Task objective
Write each line out again exactly as written.
++++
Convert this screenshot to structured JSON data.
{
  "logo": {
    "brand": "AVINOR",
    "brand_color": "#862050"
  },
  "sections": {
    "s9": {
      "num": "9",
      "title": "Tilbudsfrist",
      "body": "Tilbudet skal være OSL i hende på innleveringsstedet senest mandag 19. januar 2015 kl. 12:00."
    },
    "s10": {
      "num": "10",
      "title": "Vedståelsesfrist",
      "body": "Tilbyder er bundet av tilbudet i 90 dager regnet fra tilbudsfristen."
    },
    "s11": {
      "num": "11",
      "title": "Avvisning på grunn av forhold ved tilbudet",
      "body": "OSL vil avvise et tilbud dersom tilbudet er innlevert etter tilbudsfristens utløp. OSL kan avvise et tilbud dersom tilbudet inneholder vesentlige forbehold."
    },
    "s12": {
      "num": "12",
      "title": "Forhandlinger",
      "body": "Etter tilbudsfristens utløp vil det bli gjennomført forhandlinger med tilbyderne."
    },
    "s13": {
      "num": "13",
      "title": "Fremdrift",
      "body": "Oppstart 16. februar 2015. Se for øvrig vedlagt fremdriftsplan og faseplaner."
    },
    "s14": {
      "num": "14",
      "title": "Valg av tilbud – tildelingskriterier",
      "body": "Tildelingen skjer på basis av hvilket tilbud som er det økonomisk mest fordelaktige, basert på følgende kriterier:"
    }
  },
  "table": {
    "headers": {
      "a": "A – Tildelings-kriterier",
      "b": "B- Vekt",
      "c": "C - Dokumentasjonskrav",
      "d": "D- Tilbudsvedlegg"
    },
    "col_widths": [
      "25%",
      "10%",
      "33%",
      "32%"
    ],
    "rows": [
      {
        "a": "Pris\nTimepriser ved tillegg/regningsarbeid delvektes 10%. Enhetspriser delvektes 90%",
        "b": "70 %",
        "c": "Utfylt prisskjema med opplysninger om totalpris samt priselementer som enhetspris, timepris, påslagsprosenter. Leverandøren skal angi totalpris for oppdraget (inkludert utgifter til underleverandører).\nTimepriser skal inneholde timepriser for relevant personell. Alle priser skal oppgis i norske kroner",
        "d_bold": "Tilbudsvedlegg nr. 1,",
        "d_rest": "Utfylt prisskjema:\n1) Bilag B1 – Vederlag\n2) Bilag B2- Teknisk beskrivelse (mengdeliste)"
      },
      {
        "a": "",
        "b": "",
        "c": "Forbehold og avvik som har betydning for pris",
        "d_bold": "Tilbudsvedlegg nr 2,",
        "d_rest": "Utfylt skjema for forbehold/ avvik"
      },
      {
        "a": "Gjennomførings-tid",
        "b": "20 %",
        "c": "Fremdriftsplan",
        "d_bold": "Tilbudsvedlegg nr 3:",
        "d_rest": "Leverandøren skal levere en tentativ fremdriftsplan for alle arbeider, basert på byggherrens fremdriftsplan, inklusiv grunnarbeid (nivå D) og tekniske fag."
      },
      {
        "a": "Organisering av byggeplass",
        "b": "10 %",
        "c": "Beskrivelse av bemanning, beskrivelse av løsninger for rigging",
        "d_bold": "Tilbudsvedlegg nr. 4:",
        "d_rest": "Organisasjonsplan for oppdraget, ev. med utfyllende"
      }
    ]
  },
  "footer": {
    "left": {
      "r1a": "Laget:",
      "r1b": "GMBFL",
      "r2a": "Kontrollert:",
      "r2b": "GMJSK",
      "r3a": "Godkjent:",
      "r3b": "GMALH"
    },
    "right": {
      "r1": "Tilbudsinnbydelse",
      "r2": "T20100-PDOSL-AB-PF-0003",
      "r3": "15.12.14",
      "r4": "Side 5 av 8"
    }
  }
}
++++
Written answer
Convert this screenshot to structured JSON data.
{
  "logo": {
    "brand": "AVINOR",
    "brand_color": "#862050"
  },
  "sections": {
    "s9": {
      "num": "9",
      "title": "Tilbudsfrist",
      "body": "Tilbudet skal være OSL i hende på innleveringsstedet senest mandag 19. januar 2015 kl. 12:00."
    },
    "s10": {
      "num": "10",
      "title": "Vedståelsesfrist",
      "body": "Tilbyder er bundet av tilbudet i 90 dager regnet fra tilbudsfristen."
    },
    "s11": {
      "num": "11",
      "title": "Avvisning på grunn av forhold ved tilbudet",
      "body": "OSL vil avvise et tilbud dersom tilbudet er innlevert etter tilbudsfristens utløp. OSL kan avvise et tilbud dersom tilbudet inneholder vesentlige forbehold."
    },
    "s12": {
      "num": "12",
      "title": "Forhandlinger",
      "body": "Etter tilbudsfristens utløp vil det bli gjennomført forhandlinger med tilbyderne."
    },
    "s13": {
      "num": "13",
      "title": "Fremdrift",
      "body": "Oppstart 16. februar 2015. Se for øvrig vedlagt fremdriftsplan og faseplaner."
    },
    "s14": {
      "num": "14",
      "title": "Valg av tilbud – tildelingskriterier",
      "body": "Tildelingen skjer på basis av hvilket tilbud som er det økonomisk mest fordelaktige, basert på følgende kriterier:"
    }
  },
  "table": {
    "headers": {
      "a": "A – Tildelings-kriterier",
      "b": "B- Vekt",
      "c": "C - Dokumentasjonskrav",
      "d": "D- Tilbudsvedlegg"
    },
    "col_widths": [
      "25%",
      "10%",
      "33%",
      "32%"
    ],
    "rows": [
      {
        "a": "Pris\nTimepriser ved tillegg/regningsarbeid delvektes 10%. Enhetspriser delvektes 90%",
        "b": "70 %",
        "c": "Utfylt prisskjema med opplysninger om totalpris samt priselementer som enhetspris, timepris, påslagsprosenter. Leverandøren skal angi totalpris for oppdraget (inkludert utgifter til underleverandører).\nTimepriser skal inneholde timepriser for relevant personell. Alle priser skal oppgis i norske kroner",
        "d_bold": "Tilbudsvedlegg nr. 1,",
        "d_rest": "Utfylt prisskjema:\n1) Bilag B1 – Vederlag\n2) Bilag B2- Teknisk beskrivelse (mengdeliste)"
      },
      {
        "a": "",
        "b": "",
        "c": "Forbehold og avvik som har betydning for pris",
        "d_bold": "Tilbudsvedlegg nr 2,",
        "d_rest": "Utfylt skjema for forbehold/ avvik"
      },
      {
        "a": "Gjennomførings-tid",
        "b": "20 %",
        "c": "Fremdriftsplan",
        "d_bold": "Tilbudsvedlegg nr 3:",
        "d_rest": "Leverandøren skal levere en tentativ fremdriftsplan for alle arbeider, basert på byggherrens fremdriftsplan, inklusiv grunnarbeid (nivå D) og tekniske fag."
      },
      {
        "a": "Organisering av byggeplass",
        "b": "10 %",
        "c": "Beskrivelse av bemanning, beskrivelse av løsninger for rigging",
        "d_bold": "Tilbudsvedlegg nr. 4:",
        "d_rest": "Organisasjonsplan for oppdraget, ev. med utfyllende"
      }
    ]
  },
  "footer": {
    "left": {
      "r1a": "Laget:",
      "r1b": "GMBFL",
      "r2a": "Kontrollert:",
      "r2b": "GMJSK",
      "r3a": "Godkjent:",
      "r3b": "GMALH"
    },
    "right": {
      "r1": "Tilbudsinnbydelse",
      "r2": "T20100-PDOSL-AB-PF-0003",
      "r3": "15.12.14",
      "r4": "Side 5 av 8"
    }
  }
}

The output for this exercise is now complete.